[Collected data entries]

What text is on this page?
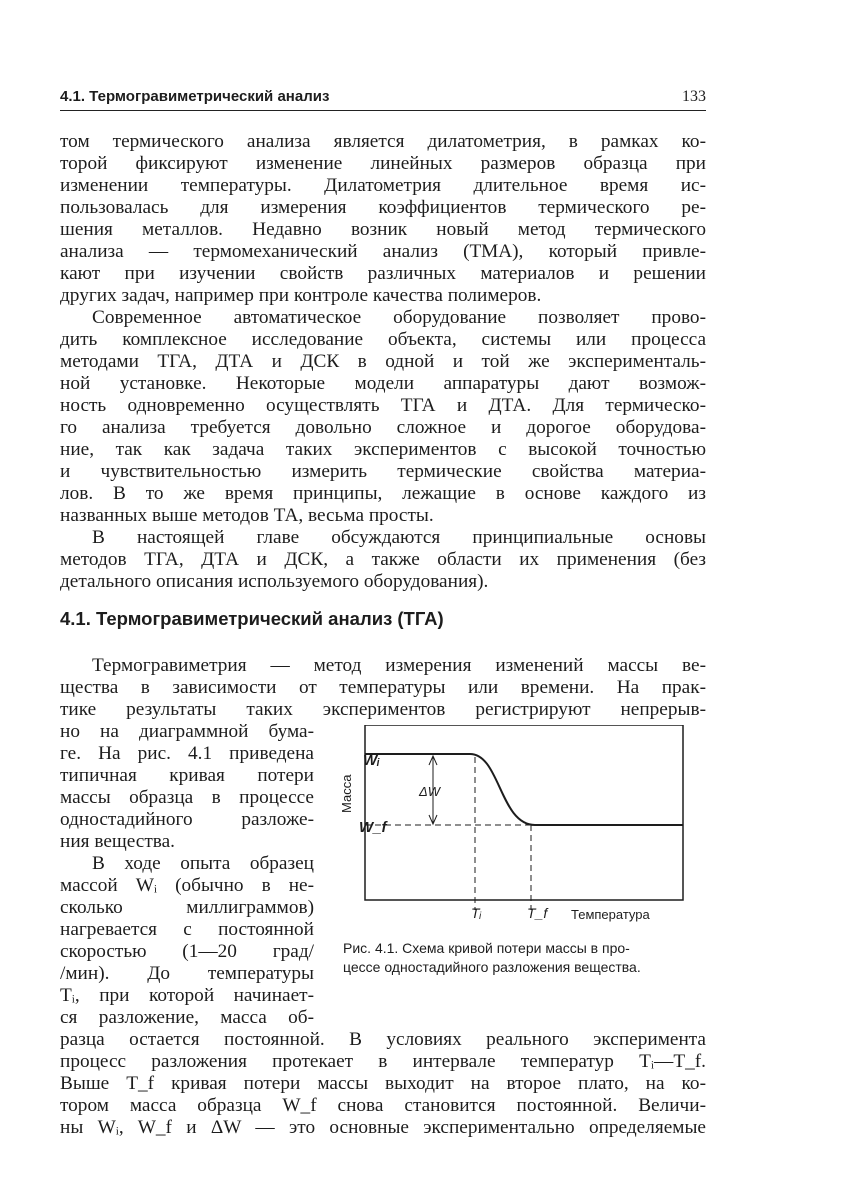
4.1. Термогравиметрический анализ	133
том термического анализа является дилатометрия, в рамках ко-
торой фиксируют изменение линейных размеров образца при
изменении температуры. Дилатометрия длительное время ис-
пользовалась для измерения коэффициентов термического ре-
шения металлов. Недавно возник новый метод термического
анализа — термомеханический анализ (ТМА), который привле-
кают при изучении свойств различных материалов и решении
других задач, например при контроле качества полимеров.
Современное автоматическое оборудование позволяет прово-
дить комплексное исследование объекта, системы или процесса
методами ТГА, ДТА и ДСК в одной и той же эксперименталь-
ной установке. Некоторые модели аппаратуры дают возмож-
ность одновременно осуществлять ТГА и ДТА. Для термическо-
го анализа требуется довольно сложное и дорогое оборудова-
ние, так как задача таких экспериментов с высокой точностью
и чувствительностью измерить термические свойства материа-
лов. В то же время принципы, лежащие в основе каждого из
названных выше методов ТА, весьма просты.
В настоящей главе обсуждаются принципиальные основы
методов ТГА, ДТА и ДСК, а также области их применения (без
детального описания используемого оборудования).
4.1. Термогравиметрический анализ (ТГА)
Термогравиметрия — метод измерения изменений массы ве-
щества в зависимости от температуры или времени. На прак-
тике результаты таких экспериментов регистрируют непрерыв-
но на диаграммной бума-
ге. На рис. 4.1 приведена
типичная кривая потери
массы образца в процессе
одностадийного разложе-
ния вещества.
В ходе опыта образец
массой Wᵢ (обычно в не-
сколько миллиграммов)
нагревается с постоянной
скоростью (1—20 град/
/мин). До температуры
Tᵢ, при которой начинает-
ся разложение, масса об-
разца остается постоянной. В условиях реального эксперимента
процесс разложения протекает в интервале температур Tᵢ—T_f.
Выше T_f кривая потери массы выходит на второе плато, на ко-
тором масса образца W_f снова становится постоянной. Величи-
ны Wᵢ, W_f и ΔW — это основные экспериментально определяемые
Масса
Wᵢ
W_f
ΔW
Tᵢ	T_f Температура
Рис. 4.1. Схема кривой потери массы в про-
цессе одностадийного разложения вещества.
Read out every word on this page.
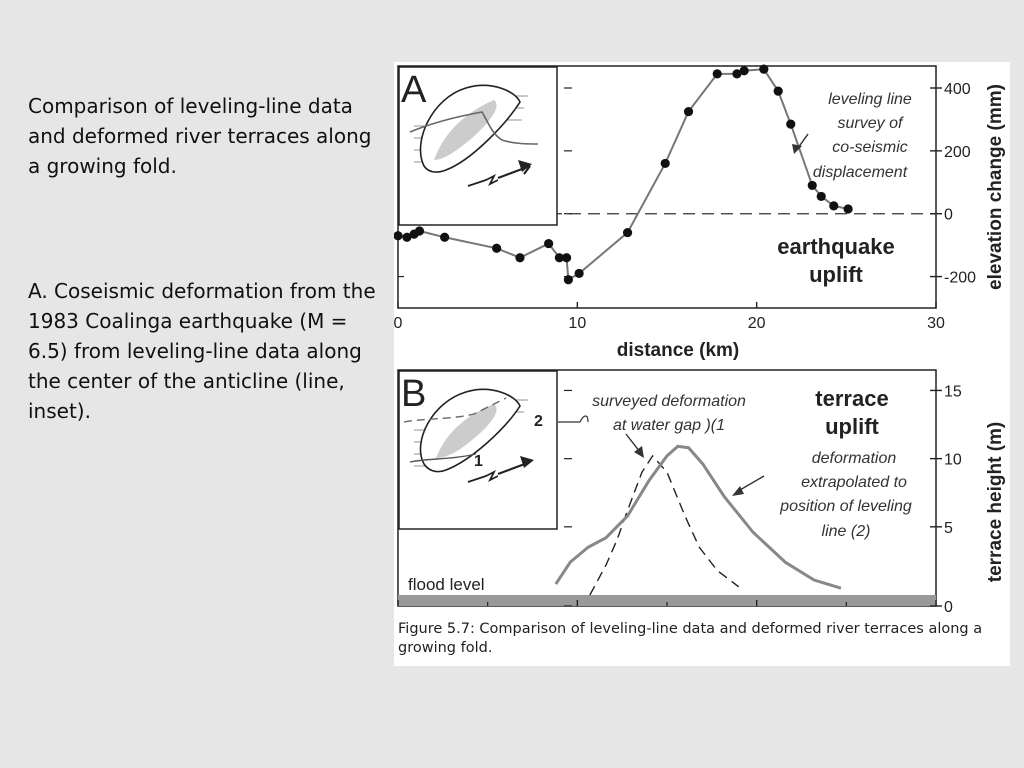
Comparison of leveling-line data and deformed river terraces along a growing fold.
A. Coseismic deformation from the 1983 Coalinga earthquake (M = 6.5) from leveling-line data along the center of the anticline (line, inset).
-200
0
200
400
0	10	20	30
A	leveling line
survey of
co-seismic
displacement
earthquake
uplift
distance (km)
elevation change (mm)
0
5
10
15
B
2
1
surveyed deformation
at water gap )(1
terrace
uplift
deformation
extrapolated to
position of leveling
line (2)
flood level
terrace height (m)
Figure 5.7: Comparison of leveling-line data and deformed river terraces along a growing fold.
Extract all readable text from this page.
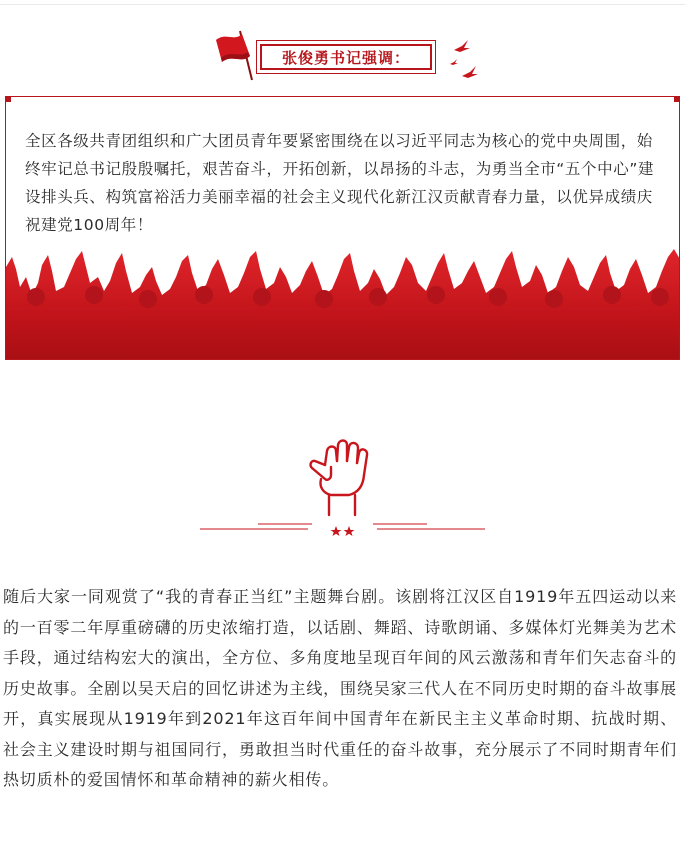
张俊勇书记强调：

全区各级共青团组织和广大团员青年要紧密围绕在以习近平同志为核心的党中央周围，始终牢记总书记殷殷嘱托，艰苦奋斗，开拓创新，以昂扬的斗志，为勇当全市“五个中心”建设排头兵、构筑富裕活力美丽幸福的社会主义现代化新江汉贡献青春力量，以优异成绩庆祝建党100周年！

随后大家一同观赏了“我的青春正当红”主题舞台剧。该剧将江汉区自1919年五四运动以来的一百零二年厚重磅礴的历史浓缩打造，以话剧、舞蹈、诗歌朗诵、多媒体灯光舞美为艺术手段，通过结构宏大的演出，全方位、多角度地呈现百年间的风云激荡和青年们矢志奋斗的历史故事。全剧以吴天启的回忆讲述为主线，围绕吴家三代人在不同历史时期的奋斗故事展开，真实展现从1919年到2021年这百年间中国青年在新民主主义革命时期、抗战时期、社会主义建设时期与祖国同行，勇敢担当时代重任的奋斗故事，充分展示了不同时期青年们热切质朴的爱国情怀和革命精神的薪火相传。
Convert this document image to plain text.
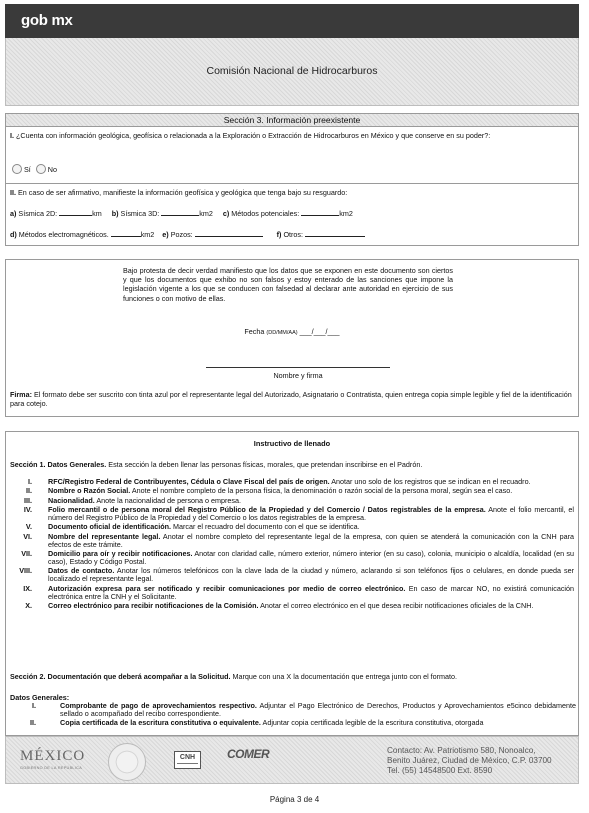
gob mx
Comisión Nacional de Hidrocarburos
Sección 3. Información preexistente
I. ¿Cuenta con información geológica, geofísica o relacionada a la Exploración o Extracción de Hidrocarburos en México y que conserve en su poder?:
Sí No
II. En caso de ser afirmativo, manifieste la información geofísica y geológica que tenga bajo su resguardo:
a) Sísmica 2D:	km b) Sísmica 3D:	km2 c) Métodos potenciales:	km2
d) Métodos electromagnéticos.	km2 e) Pozos:	f) Otros:
Bajo protesta de decir verdad manifiesto que los datos que se exponen en este documento son ciertos y que los documentos que exhibo no son falsos y estoy enterado de las sanciones que impone la legislación vigente a los que se conducen con falsedad al declarar ante autoridad en ejercicio de sus funciones o con motivo de ellas.
Fecha (DD/MM/AA) ___/___/___
Nombre y firma
Firma: El formato debe ser suscrito con tinta azul por el representante legal del Autorizado, Asignatario o Contratista, quien entrega copia simple legible y fiel de la identificación para cotejo.
Instructivo de llenado
Sección 1. Datos Generales. Esta sección la deben llenar las personas físicas, morales, que pretendan inscribirse en el Padrón.
I. RFC/Registro Federal de Contribuyentes, Cédula o Clave Fiscal del país de origen. Anotar uno solo de los registros que se indican en el recuadro.
II. Nombre o Razón Social. Anote el nombre completo de la persona física, la denominación o razón social de la persona moral, según sea el caso.
III. Nacionalidad. Anote la nacionalidad de persona o empresa.
IV. Folio mercantil o de persona moral del Registro Público de la Propiedad y del Comercio / Datos registrables de la empresa. Anote el folio mercantil, el número del Registro Público de la Propiedad y del Comercio o los datos registrables de la empresa.
V. Documento oficial de identificación. Marcar el recuadro del documento con el que se identifica.
VI. Nombre del representante legal. Anotar el nombre completo del representante legal de la empresa, con quien se atenderá la comunicación con la CNH para efectos de este trámite.
VII. Domicilio para oír y recibir notificaciones. Anotar con claridad calle, número exterior, número interior (en su caso), colonia, municipio o alcaldía, localidad (en su caso), Estado y Código Postal.
VIII. Datos de contacto. Anotar los números telefónicos con la clave lada de la ciudad y número, aclarando si son teléfonos fijos o celulares, en donde pueda ser localizado el representante legal.
IX. Autorización expresa para ser notificado y recibir comunicaciones por medio de correo electrónico. En caso de marcar NO, no existirá comunicación electrónica entre la CNH y el Solicitante.
X. Correo electrónico para recibir notificaciones de la Comisión. Anotar el correo electrónico en el que desea recibir notificaciones oficiales de la CNH.
Sección 2. Documentación que deberá acompañar a la Solicitud. Marque con una X la documentación que entrega junto con el formato.
Datos Generales:
I.	Comprobante de pago de aprovechamientos respectivo. Adjuntar el Pago Electrónico de Derechos, Productos y Aprovechamientos e5cinco debidamente sellado o acompañado del recibo correspondiente.
II.	Copia certificada de la escritura constitutiva o equivalente. Adjuntar copia certificada legible de la escritura constitutiva, otorgada
MÉXICO
GOBIERNO DE LA REPÚBLICA
CNH	COMER	Contacto: Av. Patriotismo 580, Nonoalco,
Benito Juárez, Ciudad de México, C.P. 03700
Tel. (55) 14548500 Ext. 8590
Página 3 de 4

- **What to produce**: Scan the material above. Extract every line in which the word "вещества" occurs.

- **Output for this task**:
ния вещества.
цессе одностадийного разложения вещества.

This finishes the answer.